What is being asked: Make an exact copy of the entries below with the pictures removed.

Entries:
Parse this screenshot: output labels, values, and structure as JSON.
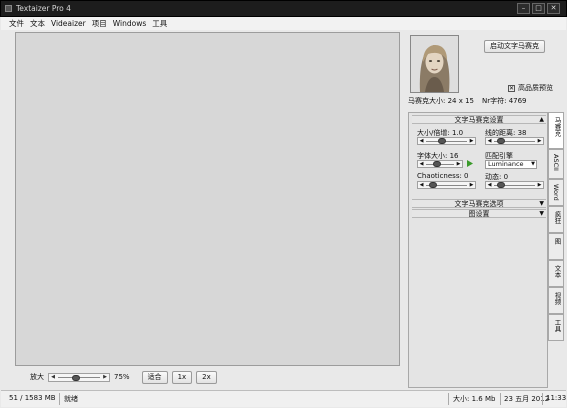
{
  "window": {
    "title": "Textaizer Pro 4",
    "buttons": [
      "–",
      "□",
      "✕"
    ]
  },
  "menu": [
    "文件",
    "文本",
    "Videaizer",
    "项目",
    "Windows",
    "工具"
  ],
  "zoom": {
    "label": "放大",
    "value": "75%",
    "fraction": 0.42,
    "buttons": [
      "适合",
      "1x",
      "2x"
    ]
  },
  "status": {
    "memory": "51 / 1583 MB",
    "state": "就绪",
    "size": "大小: 1.6 Mb",
    "date": "23 五月 2012",
    "time": "11:33"
  },
  "side": {
    "start_button": "启动文字马赛克",
    "hq_label": "高品质预览",
    "hq_checked": true,
    "mosaic_size": "马赛克大小: 24 x 15",
    "char_count": "Nr字符: 4769",
    "section_settings": "文字马赛克设置",
    "section_options": "文字马赛克选项",
    "section_image": "图设置",
    "params": {
      "smooth": {
        "label": "大小/倍增: 1.0",
        "fraction": 0.35
      },
      "line_dist": {
        "label": "线的距离: 38",
        "fraction": 0.1
      },
      "font_size": {
        "label": "字体大小: 16",
        "fraction": 0.35
      },
      "match": {
        "label": "匹配引擎",
        "value": "Luminance"
      },
      "chaoticness": {
        "label": "Chaoticness: 0",
        "fraction": 0.1
      },
      "dynamic": {
        "label": "动态: 0",
        "fraction": 0.1
      }
    },
    "tabs": [
      "马赛克",
      "ASCII",
      "Word",
      "疯狂",
      "图",
      "文本",
      "视频",
      "工具"
    ]
  }
}
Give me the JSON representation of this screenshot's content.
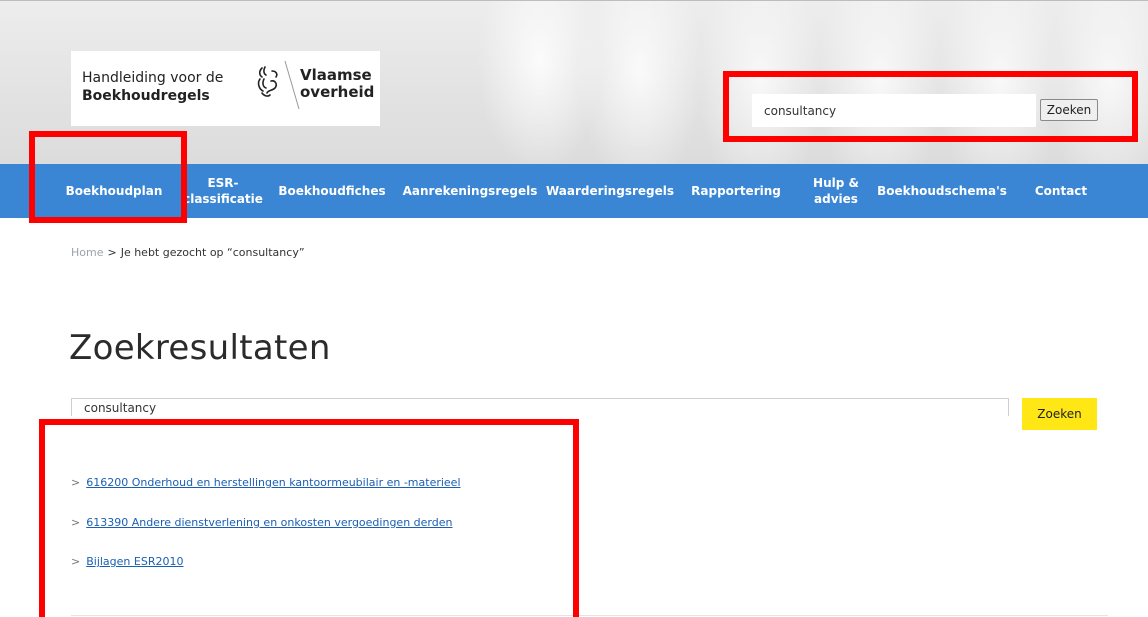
{
  "header": {
    "logo_title_line1": "Handleiding voor de",
    "logo_title_line2": "Boekhoudregels",
    "logo_gov_line1": "Vlaamse",
    "logo_gov_line2": "overheid",
    "search_value": "consultancy",
    "search_button": "Zoeken"
  },
  "nav": {
    "items": [
      {
        "label": "Boekhoudplan"
      },
      {
        "label": "ESR-\nclassificatie"
      },
      {
        "label": "Boekhoudfiches"
      },
      {
        "label": "Aanrekeningsregels"
      },
      {
        "label": "Waarderingsregels"
      },
      {
        "label": "Rapportering"
      },
      {
        "label": "Hulp &\nadvies"
      },
      {
        "label": "Boekhoudschema's"
      },
      {
        "label": "Contact"
      }
    ]
  },
  "breadcrumb": {
    "home": "Home",
    "separator": ">",
    "current": "Je hebt gezocht op “consultancy”"
  },
  "main": {
    "title": "Zoekresultaten",
    "search_value": "consultancy",
    "search_button": "Zoeken",
    "results": [
      {
        "chevron": ">",
        "label": "616200 Onderhoud en herstellingen kantoormeubilair en -materieel"
      },
      {
        "chevron": ">",
        "label": "613390 Andere dienstverlening en onkosten vergoedingen derden"
      },
      {
        "chevron": ">",
        "label": "Bijlagen ESR2010"
      }
    ]
  },
  "colors": {
    "nav_bg": "#3a86d4",
    "search_button_bg": "#ffe615",
    "link": "#1a5fb4",
    "annotation": "#ff0000"
  }
}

Task solution:
Parse this screenshot: output labels, values, and structure as JSON.
{
  "window": {
    "title": "Textaizer Pro 4",
    "buttons": [
      "–",
      "□",
      "✕"
    ]
  },
  "menu": [
    "文件",
    "文本",
    "Videaizer",
    "项目",
    "Windows",
    "工具"
  ],
  "zoom": {
    "label": "放大",
    "value": "75%",
    "fraction": 0.42,
    "buttons": [
      "适合",
      "1x",
      "2x"
    ]
  },
  "status": {
    "memory": "51 / 1583 MB",
    "state": "就绪",
    "size": "大小: 1.6 Mb",
    "date": "23 五月 2012",
    "time": "11:33"
  },
  "side": {
    "start_button": "启动文字马赛克",
    "hq_label": "高品质预览",
    "hq_checked": true,
    "mosaic_size": "马赛克大小: 24 x 15",
    "char_count": "Nr字符: 4769",
    "section_settings": "文字马赛克设置",
    "section_options": "文字马赛克选项",
    "section_image": "图设置",
    "params": {
      "smooth": {
        "label": "大小/倍增: 1.0",
        "fraction": 0.35
      },
      "line_dist": {
        "label": "线的距离: 38",
        "fraction": 0.1
      },
      "font_size": {
        "label": "字体大小: 16",
        "fraction": 0.35
      },
      "match": {
        "label": "匹配引擎",
        "value": "Luminance"
      },
      "chaoticness": {
        "label": "Chaoticness: 0",
        "fraction": 0.1
      },
      "dynamic": {
        "label": "动态: 0",
        "fraction": 0.1
      }
    },
    "tabs": [
      "马赛克",
      "ASCII",
      "Word",
      "疯狂",
      "图",
      "文本",
      "视频",
      "工具"
    ]
  }
}
Give me the JSON representation of this screenshot's content.
{
  "header": {
    "logo_title_line1": "Handleiding voor de",
    "logo_title_line2": "Boekhoudregels",
    "logo_gov_line1": "Vlaamse",
    "logo_gov_line2": "overheid",
    "search_value": "consultancy",
    "search_button": "Zoeken"
  },
  "nav": {
    "items": [
      {
        "label": "Boekhoudplan"
      },
      {
        "label": "ESR-\nclassificatie"
      },
      {
        "label": "Boekhoudfiches"
      },
      {
        "label": "Aanrekeningsregels"
      },
      {
        "label": "Waarderingsregels"
      },
      {
        "label": "Rapportering"
      },
      {
        "label": "Hulp &\nadvies"
      },
      {
        "label": "Boekhoudschema's"
      },
      {
        "label": "Contact"
      }
    ]
  },
  "breadcrumb": {
    "home": "Home",
    "separator": ">",
    "current": "Je hebt gezocht op “consultancy”"
  },
  "main": {
    "title": "Zoekresultaten",
    "search_value": "consultancy",
    "search_button": "Zoeken",
    "results": [
      {
        "chevron": ">",
        "label": "616200 Onderhoud en herstellingen kantoormeubilair en -materieel"
      },
      {
        "chevron": ">",
        "label": "613390 Andere dienstverlening en onkosten vergoedingen derden"
      },
      {
        "chevron": ">",
        "label": "Bijlagen ESR2010"
      }
    ]
  },
  "colors": {
    "nav_bg": "#3a86d4",
    "search_button_bg": "#ffe615",
    "link": "#1a5fb4",
    "annotation": "#ff0000"
  }
}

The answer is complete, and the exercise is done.